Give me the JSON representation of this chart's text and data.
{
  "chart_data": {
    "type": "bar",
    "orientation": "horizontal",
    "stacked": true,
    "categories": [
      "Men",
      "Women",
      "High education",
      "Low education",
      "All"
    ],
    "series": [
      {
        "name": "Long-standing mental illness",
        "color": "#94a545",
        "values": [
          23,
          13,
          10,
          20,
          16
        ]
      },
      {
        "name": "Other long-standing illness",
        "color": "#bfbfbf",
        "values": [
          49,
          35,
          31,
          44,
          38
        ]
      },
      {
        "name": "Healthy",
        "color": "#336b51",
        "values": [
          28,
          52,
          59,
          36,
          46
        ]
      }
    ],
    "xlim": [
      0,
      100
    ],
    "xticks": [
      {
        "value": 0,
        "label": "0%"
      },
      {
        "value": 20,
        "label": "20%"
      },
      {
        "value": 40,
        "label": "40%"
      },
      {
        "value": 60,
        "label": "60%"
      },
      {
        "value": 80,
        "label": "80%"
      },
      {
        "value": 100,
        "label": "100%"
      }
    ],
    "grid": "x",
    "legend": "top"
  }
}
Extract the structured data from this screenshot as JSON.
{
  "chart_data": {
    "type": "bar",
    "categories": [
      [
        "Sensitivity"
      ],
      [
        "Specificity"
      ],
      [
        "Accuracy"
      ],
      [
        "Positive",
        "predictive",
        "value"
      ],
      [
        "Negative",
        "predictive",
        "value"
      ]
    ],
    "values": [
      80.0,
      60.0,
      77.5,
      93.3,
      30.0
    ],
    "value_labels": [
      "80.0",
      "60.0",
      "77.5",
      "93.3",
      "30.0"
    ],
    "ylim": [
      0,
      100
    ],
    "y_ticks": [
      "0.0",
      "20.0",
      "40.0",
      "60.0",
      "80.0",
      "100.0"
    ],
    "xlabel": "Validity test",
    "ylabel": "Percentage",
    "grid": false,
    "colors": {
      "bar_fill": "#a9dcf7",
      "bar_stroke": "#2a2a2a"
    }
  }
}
☆ ☆ ☆
Given request:
Show the lines where the word "standing" appears in the entries.

Worked solution:
        "name": "Long-standing mental illness",
        "name": "Other long-standing illness",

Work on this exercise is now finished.